Leaving out the pictures, transcribe all of the records faithfully.

-- BEGIN --

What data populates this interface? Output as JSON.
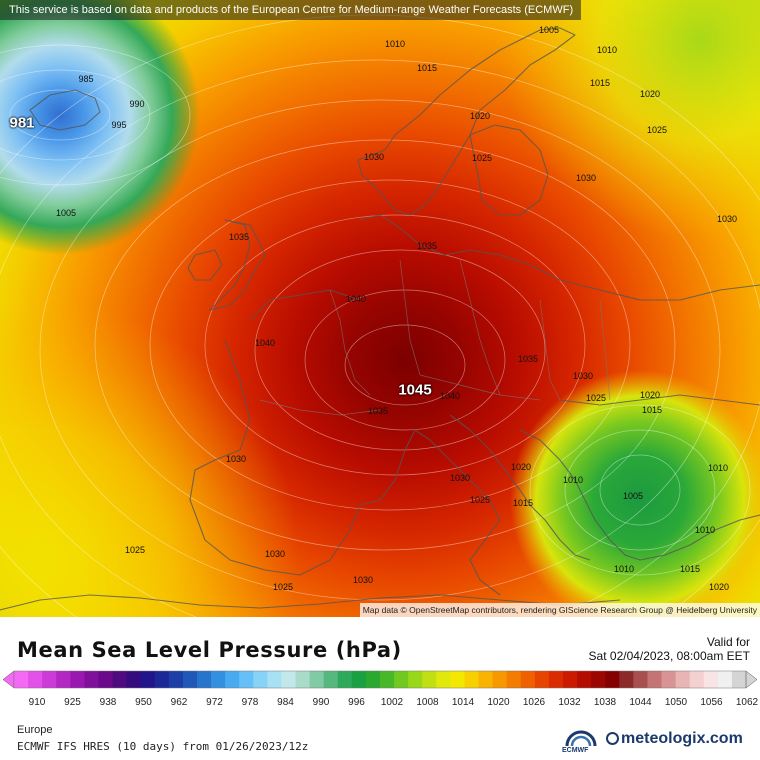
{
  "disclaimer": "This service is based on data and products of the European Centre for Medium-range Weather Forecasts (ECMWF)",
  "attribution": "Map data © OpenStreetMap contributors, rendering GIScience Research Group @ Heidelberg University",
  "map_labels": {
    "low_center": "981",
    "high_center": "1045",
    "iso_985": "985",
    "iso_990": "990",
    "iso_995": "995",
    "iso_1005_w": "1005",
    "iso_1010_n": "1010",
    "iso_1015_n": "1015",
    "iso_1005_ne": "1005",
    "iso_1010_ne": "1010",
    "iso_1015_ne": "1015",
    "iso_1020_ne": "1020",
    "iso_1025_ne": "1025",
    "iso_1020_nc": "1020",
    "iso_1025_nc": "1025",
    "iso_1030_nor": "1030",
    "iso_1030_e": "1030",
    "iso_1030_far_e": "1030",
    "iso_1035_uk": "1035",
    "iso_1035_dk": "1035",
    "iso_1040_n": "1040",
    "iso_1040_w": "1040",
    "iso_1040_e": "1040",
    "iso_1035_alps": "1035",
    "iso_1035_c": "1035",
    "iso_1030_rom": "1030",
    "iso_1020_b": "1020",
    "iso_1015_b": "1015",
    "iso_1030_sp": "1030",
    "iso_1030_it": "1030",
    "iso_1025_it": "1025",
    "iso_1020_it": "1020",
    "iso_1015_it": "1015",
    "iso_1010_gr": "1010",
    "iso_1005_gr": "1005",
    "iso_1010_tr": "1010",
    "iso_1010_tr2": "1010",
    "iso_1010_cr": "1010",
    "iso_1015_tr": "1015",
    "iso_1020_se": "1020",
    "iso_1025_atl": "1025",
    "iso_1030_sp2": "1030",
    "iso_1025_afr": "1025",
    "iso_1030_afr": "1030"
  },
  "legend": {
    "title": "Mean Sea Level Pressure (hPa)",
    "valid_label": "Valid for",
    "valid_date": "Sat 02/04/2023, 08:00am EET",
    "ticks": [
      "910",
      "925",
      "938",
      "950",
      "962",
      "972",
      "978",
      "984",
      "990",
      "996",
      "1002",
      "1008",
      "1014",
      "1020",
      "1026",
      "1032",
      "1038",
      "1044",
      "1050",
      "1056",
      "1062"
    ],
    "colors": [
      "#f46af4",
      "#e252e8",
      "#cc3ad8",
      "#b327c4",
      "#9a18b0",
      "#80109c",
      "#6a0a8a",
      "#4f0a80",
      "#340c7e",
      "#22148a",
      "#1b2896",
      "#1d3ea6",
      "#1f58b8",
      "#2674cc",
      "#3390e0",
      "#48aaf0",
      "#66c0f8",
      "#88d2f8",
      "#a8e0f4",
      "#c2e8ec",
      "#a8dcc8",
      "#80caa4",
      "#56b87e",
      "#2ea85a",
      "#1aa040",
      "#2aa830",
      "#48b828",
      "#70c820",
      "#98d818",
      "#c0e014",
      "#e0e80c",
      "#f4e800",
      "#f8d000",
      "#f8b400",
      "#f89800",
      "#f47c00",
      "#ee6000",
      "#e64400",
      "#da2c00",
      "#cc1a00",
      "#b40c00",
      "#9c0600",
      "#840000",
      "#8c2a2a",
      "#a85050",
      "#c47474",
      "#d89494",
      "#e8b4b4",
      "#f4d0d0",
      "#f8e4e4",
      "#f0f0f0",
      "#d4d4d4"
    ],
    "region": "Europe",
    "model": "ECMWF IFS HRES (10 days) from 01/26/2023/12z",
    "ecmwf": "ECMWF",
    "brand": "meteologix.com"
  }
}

-- END --

### Exercise output
What data populates this interface? Output as JSON.
{
  "disclaimer": "This service is based on data and products of the European Centre for Medium-range Weather Forecasts (ECMWF)",
  "attribution": "Map data © OpenStreetMap contributors, rendering GIScience Research Group @ Heidelberg University",
  "map_labels": {
    "low_center": "981",
    "high_center": "1045",
    "iso_985": "985",
    "iso_990": "990",
    "iso_995": "995",
    "iso_1005_w": "1005",
    "iso_1010_n": "1010",
    "iso_1015_n": "1015",
    "iso_1005_ne": "1005",
    "iso_1010_ne": "1010",
    "iso_1015_ne": "1015",
    "iso_1020_ne": "1020",
    "iso_1025_ne": "1025",
    "iso_1020_nc": "1020",
    "iso_1025_nc": "1025",
    "iso_1030_nor": "1030",
    "iso_1030_e": "1030",
    "iso_1030_far_e": "1030",
    "iso_1035_uk": "1035",
    "iso_1035_dk": "1035",
    "iso_1040_n": "1040",
    "iso_1040_w": "1040",
    "iso_1040_e": "1040",
    "iso_1035_alps": "1035",
    "iso_1035_c": "1035",
    "iso_1030_rom": "1030",
    "iso_1020_b": "1020",
    "iso_1015_b": "1015",
    "iso_1030_sp": "1030",
    "iso_1030_it": "1030",
    "iso_1025_it": "1025",
    "iso_1020_it": "1020",
    "iso_1015_it": "1015",
    "iso_1010_gr": "1010",
    "iso_1005_gr": "1005",
    "iso_1010_tr": "1010",
    "iso_1010_tr2": "1010",
    "iso_1010_cr": "1010",
    "iso_1015_tr": "1015",
    "iso_1020_se": "1020",
    "iso_1025_atl": "1025",
    "iso_1030_sp2": "1030",
    "iso_1025_afr": "1025",
    "iso_1030_afr": "1030"
  },
  "legend": {
    "title": "Mean Sea Level Pressure (hPa)",
    "valid_label": "Valid for",
    "valid_date": "Sat 02/04/2023, 08:00am EET",
    "ticks": [
      "910",
      "925",
      "938",
      "950",
      "962",
      "972",
      "978",
      "984",
      "990",
      "996",
      "1002",
      "1008",
      "1014",
      "1020",
      "1026",
      "1032",
      "1038",
      "1044",
      "1050",
      "1056",
      "1062"
    ],
    "colors": [
      "#f46af4",
      "#e252e8",
      "#cc3ad8",
      "#b327c4",
      "#9a18b0",
      "#80109c",
      "#6a0a8a",
      "#4f0a80",
      "#340c7e",
      "#22148a",
      "#1b2896",
      "#1d3ea6",
      "#1f58b8",
      "#2674cc",
      "#3390e0",
      "#48aaf0",
      "#66c0f8",
      "#88d2f8",
      "#a8e0f4",
      "#c2e8ec",
      "#a8dcc8",
      "#80caa4",
      "#56b87e",
      "#2ea85a",
      "#1aa040",
      "#2aa830",
      "#48b828",
      "#70c820",
      "#98d818",
      "#c0e014",
      "#e0e80c",
      "#f4e800",
      "#f8d000",
      "#f8b400",
      "#f89800",
      "#f47c00",
      "#ee6000",
      "#e64400",
      "#da2c00",
      "#cc1a00",
      "#b40c00",
      "#9c0600",
      "#840000",
      "#8c2a2a",
      "#a85050",
      "#c47474",
      "#d89494",
      "#e8b4b4",
      "#f4d0d0",
      "#f8e4e4",
      "#f0f0f0",
      "#d4d4d4"
    ],
    "region": "Europe",
    "model": "ECMWF IFS HRES (10 days) from 01/26/2023/12z",
    "ecmwf": "ECMWF",
    "brand": "meteologix.com"
  }
}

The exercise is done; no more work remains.